What is asked >>
Print the listing below exactly.

(Stored records)

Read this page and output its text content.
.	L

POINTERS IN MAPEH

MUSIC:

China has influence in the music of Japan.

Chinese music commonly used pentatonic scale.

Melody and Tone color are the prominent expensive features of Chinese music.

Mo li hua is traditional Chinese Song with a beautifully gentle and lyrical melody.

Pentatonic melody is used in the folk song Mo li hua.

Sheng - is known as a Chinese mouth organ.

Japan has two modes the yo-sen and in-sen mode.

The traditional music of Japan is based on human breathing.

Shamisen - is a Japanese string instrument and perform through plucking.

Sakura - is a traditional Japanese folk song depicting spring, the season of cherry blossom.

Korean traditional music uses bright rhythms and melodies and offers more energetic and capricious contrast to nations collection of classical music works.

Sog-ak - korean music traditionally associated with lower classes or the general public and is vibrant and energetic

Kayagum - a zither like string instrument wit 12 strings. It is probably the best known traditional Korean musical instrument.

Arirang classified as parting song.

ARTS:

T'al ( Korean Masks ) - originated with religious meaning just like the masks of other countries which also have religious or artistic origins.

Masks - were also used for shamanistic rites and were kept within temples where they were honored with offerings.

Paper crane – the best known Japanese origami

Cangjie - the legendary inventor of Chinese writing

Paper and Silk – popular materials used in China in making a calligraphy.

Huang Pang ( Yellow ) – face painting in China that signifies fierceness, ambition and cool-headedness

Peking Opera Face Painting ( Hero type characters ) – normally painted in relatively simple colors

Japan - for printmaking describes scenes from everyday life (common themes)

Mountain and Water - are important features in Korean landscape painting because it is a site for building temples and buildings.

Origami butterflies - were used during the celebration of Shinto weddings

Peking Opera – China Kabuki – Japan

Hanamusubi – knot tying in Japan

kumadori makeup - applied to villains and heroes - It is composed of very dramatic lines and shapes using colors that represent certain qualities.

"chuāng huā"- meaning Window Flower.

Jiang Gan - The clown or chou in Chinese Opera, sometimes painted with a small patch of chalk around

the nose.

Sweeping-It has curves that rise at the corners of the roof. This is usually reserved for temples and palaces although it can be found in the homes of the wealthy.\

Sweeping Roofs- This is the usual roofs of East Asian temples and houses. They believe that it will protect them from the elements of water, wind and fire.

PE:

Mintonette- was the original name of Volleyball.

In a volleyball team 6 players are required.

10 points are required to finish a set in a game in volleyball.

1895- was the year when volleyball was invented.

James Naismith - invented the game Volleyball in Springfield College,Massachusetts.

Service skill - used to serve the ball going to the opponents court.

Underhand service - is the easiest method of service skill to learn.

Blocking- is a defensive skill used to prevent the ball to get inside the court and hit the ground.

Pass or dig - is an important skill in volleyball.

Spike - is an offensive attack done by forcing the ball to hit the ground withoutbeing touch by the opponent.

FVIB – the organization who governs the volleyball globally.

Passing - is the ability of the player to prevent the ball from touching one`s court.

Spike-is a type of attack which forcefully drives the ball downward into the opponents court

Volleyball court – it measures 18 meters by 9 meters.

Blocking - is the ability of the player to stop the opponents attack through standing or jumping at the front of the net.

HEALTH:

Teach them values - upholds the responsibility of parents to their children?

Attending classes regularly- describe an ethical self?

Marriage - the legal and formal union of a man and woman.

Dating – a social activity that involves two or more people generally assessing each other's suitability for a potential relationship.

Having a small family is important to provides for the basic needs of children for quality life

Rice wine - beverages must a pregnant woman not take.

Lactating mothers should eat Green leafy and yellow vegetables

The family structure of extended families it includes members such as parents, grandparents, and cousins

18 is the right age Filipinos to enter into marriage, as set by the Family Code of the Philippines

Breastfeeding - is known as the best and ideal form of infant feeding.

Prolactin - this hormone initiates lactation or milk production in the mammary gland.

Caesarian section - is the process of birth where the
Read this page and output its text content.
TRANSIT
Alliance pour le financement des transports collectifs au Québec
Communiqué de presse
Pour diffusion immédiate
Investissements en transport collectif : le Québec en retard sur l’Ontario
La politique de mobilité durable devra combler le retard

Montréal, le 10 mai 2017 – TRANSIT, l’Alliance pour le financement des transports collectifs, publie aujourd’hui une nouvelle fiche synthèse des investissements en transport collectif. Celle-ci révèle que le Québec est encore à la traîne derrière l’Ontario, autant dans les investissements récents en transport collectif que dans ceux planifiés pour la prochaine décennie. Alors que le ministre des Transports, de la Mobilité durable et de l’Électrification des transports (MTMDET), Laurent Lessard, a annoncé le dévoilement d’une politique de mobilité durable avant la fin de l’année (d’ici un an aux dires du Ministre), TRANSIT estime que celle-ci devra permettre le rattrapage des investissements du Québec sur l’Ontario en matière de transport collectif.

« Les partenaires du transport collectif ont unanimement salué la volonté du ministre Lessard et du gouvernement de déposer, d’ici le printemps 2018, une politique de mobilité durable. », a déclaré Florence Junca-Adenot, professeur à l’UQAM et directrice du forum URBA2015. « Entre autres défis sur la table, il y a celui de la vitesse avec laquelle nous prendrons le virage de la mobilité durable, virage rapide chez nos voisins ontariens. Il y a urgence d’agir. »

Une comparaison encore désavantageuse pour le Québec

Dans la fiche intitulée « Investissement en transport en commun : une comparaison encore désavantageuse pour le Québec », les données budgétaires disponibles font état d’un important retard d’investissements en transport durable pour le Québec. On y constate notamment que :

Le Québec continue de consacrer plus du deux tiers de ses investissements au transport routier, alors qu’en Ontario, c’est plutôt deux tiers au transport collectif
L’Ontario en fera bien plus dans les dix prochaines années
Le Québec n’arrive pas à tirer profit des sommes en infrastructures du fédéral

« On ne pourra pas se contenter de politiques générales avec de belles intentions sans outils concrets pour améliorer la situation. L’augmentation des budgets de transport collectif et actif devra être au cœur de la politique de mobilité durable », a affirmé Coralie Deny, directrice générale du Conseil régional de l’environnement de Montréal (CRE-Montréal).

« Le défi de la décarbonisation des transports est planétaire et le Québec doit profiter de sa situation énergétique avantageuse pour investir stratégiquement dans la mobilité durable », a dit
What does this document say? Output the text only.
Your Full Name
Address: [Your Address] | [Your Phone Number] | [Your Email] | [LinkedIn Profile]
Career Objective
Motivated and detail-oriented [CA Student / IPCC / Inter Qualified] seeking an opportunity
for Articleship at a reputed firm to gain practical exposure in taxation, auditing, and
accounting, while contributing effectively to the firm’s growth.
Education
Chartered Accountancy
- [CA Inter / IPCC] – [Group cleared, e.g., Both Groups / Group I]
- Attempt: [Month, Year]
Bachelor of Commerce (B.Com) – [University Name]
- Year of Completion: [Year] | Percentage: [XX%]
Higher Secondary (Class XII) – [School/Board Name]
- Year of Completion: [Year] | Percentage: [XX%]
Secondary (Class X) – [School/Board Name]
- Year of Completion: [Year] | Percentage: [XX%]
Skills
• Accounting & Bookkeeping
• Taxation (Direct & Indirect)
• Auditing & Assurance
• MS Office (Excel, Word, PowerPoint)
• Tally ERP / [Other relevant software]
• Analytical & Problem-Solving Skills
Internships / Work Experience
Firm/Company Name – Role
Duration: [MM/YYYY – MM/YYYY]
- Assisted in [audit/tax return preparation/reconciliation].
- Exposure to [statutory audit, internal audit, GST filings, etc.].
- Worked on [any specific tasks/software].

Answer for this exercise >>
Read this page and output its text content.
.	L

POINTERS IN MAPEH

MUSIC:

China has influence in the music of Japan.

Chinese music commonly used pentatonic scale.

Melody and Tone color are the prominent expensive features of Chinese music.

Mo li hua is traditional Chinese Song with a beautifully gentle and lyrical melody.

Pentatonic melody is used in the folk song Mo li hua.

Sheng - is known as a Chinese mouth organ.

Japan has two modes the yo-sen and in-sen mode.

The traditional music of Japan is based on human breathing.

Shamisen - is a Japanese string instrument and perform through plucking.

Sakura - is a traditional Japanese folk song depicting spring, the season of cherry blossom.

Korean traditional music uses bright rhythms and melodies and offers more energetic and capricious contrast to nations collection of classical music works.

Sog-ak - korean music traditionally associated with lower classes or the general public and is vibrant and energetic

Kayagum - a zither like string instrument wit 12 strings. It is probably the best known traditional Korean musical instrument.

Arirang classified as parting song.

ARTS:

T'al ( Korean Masks ) - originated with religious meaning just like the masks of other countries which also have religious or artistic origins.

Masks - were also used for shamanistic rites and were kept within temples where they were honored with offerings.

Paper crane – the best known Japanese origami

Cangjie - the legendary inventor of Chinese writing

Paper and Silk – popular materials used in China in making a calligraphy.

Huang Pang ( Yellow ) – face painting in China that signifies fierceness, ambition and cool-headedness

Peking Opera Face Painting ( Hero type characters ) – normally painted in relatively simple colors

Japan - for printmaking describes scenes from everyday life (common themes)

Mountain and Water - are important features in Korean landscape painting because it is a site for building temples and buildings.

Origami butterflies - were used during the celebration of Shinto weddings

Peking Opera – China Kabuki – Japan

Hanamusubi – knot tying in Japan

kumadori makeup - applied to villains and heroes - It is composed of very dramatic lines and shapes using colors that represent certain qualities.

"chuāng huā"- meaning Window Flower.

Jiang Gan - The clown or chou in Chinese Opera, sometimes painted with a small patch of chalk around

the nose.

Sweeping-It has curves that rise at the corners of the roof. This is usually reserved for temples and palaces although it can be found in the homes of the wealthy.\

Sweeping Roofs- This is the usual roofs of East Asian temples and houses. They believe that it will protect them from the elements of water, wind and fire.

PE:

Mintonette- was the original name of Volleyball.

In a volleyball team 6 players are required.

10 points are required to finish a set in a game in volleyball.

1895- was the year when volleyball was invented.

James Naismith - invented the game Volleyball in Springfield College,Massachusetts.

Service skill - used to serve the ball going to the opponents court.

Underhand service - is the easiest method of service skill to learn.

Blocking- is a defensive skill used to prevent the ball to get inside the court and hit the ground.

Pass or dig - is an important skill in volleyball.

Spike - is an offensive attack done by forcing the ball to hit the ground withoutbeing touch by the opponent.

FVIB – the organization who governs the volleyball globally.

Passing - is the ability of the player to prevent the ball from touching one`s court.

Spike-is a type of attack which forcefully drives the ball downward into the opponents court

Volleyball court – it measures 18 meters by 9 meters.

Blocking - is the ability of the player to stop the opponents attack through standing or jumping at the front of the net.

HEALTH:

Teach them values - upholds the responsibility of parents to their children?

Attending classes regularly- describe an ethical self?

Marriage - the legal and formal union of a man and woman.

Dating – a social activity that involves two or more people generally assessing each other's suitability for a potential relationship.

Having a small family is important to provides for the basic needs of children for quality life

Rice wine - beverages must a pregnant woman not take.

Lactating mothers should eat Green leafy and yellow vegetables

The family structure of extended families it includes members such as parents, grandparents, and cousins

18 is the right age Filipinos to enter into marriage, as set by the Family Code of the Philippines

Breastfeeding - is known as the best and ideal form of infant feeding.

Prolactin - this hormone initiates lactation or milk production in the mammary gland.

Caesarian section - is the process of birth where the
Read this page and output its text content.
TRANSIT
Alliance pour le financement des transports collectifs au Québec
Communiqué de presse
Pour diffusion immédiate
Investissements en transport collectif : le Québec en retard sur l’Ontario
La politique de mobilité durable devra combler le retard

Montréal, le 10 mai 2017 – TRANSIT, l’Alliance pour le financement des transports collectifs, publie aujourd’hui une nouvelle fiche synthèse des investissements en transport collectif. Celle-ci révèle que le Québec est encore à la traîne derrière l’Ontario, autant dans les investissements récents en transport collectif que dans ceux planifiés pour la prochaine décennie. Alors que le ministre des Transports, de la Mobilité durable et de l’Électrification des transports (MTMDET), Laurent Lessard, a annoncé le dévoilement d’une politique de mobilité durable avant la fin de l’année (d’ici un an aux dires du Ministre), TRANSIT estime que celle-ci devra permettre le rattrapage des investissements du Québec sur l’Ontario en matière de transport collectif.

« Les partenaires du transport collectif ont unanimement salué la volonté du ministre Lessard et du gouvernement de déposer, d’ici le printemps 2018, une politique de mobilité durable. », a déclaré Florence Junca-Adenot, professeur à l’UQAM et directrice du forum URBA2015. « Entre autres défis sur la table, il y a celui de la vitesse avec laquelle nous prendrons le virage de la mobilité durable, virage rapide chez nos voisins ontariens. Il y a urgence d’agir. »

Une comparaison encore désavantageuse pour le Québec

Dans la fiche intitulée « Investissement en transport en commun : une comparaison encore désavantageuse pour le Québec », les données budgétaires disponibles font état d’un important retard d’investissements en transport durable pour le Québec. On y constate notamment que :

Le Québec continue de consacrer plus du deux tiers de ses investissements au transport routier, alors qu’en Ontario, c’est plutôt deux tiers au transport collectif
L’Ontario en fera bien plus dans les dix prochaines années
Le Québec n’arrive pas à tirer profit des sommes en infrastructures du fédéral

« On ne pourra pas se contenter de politiques générales avec de belles intentions sans outils concrets pour améliorer la situation. L’augmentation des budgets de transport collectif et actif devra être au cœur de la politique de mobilité durable », a affirmé Coralie Deny, directrice générale du Conseil régional de l’environnement de Montréal (CRE-Montréal).

« Le défi de la décarbonisation des transports est planétaire et le Québec doit profiter de sa situation énergétique avantageuse pour investir stratégiquement dans la mobilité durable », a dit
What does this document say? Output the text only.
Your Full Name
Address: [Your Address] | [Your Phone Number] | [Your Email] | [LinkedIn Profile]
Career Objective
Motivated and detail-oriented [CA Student / IPCC / Inter Qualified] seeking an opportunity
for Articleship at a reputed firm to gain practical exposure in taxation, auditing, and
accounting, while contributing effectively to the firm’s growth.
Education
Chartered Accountancy
- [CA Inter / IPCC] – [Group cleared, e.g., Both Groups / Group I]
- Attempt: [Month, Year]
Bachelor of Commerce (B.Com) – [University Name]
- Year of Completion: [Year] | Percentage: [XX%]
Higher Secondary (Class XII) – [School/Board Name]
- Year of Completion: [Year] | Percentage: [XX%]
Secondary (Class X) – [School/Board Name]
- Year of Completion: [Year] | Percentage: [XX%]
Skills
• Accounting & Bookkeeping
• Taxation (Direct & Indirect)
• Auditing & Assurance
• MS Office (Excel, Word, PowerPoint)
• Tally ERP / [Other relevant software]
• Analytical & Problem-Solving Skills
Internships / Work Experience
Firm/Company Name – Role
Duration: [MM/YYYY – MM/YYYY]
- Assisted in [audit/tax return preparation/reconciliation].
- Exposure to [statutory audit, internal audit, GST filings, etc.].
- Worked on [any specific tasks/software].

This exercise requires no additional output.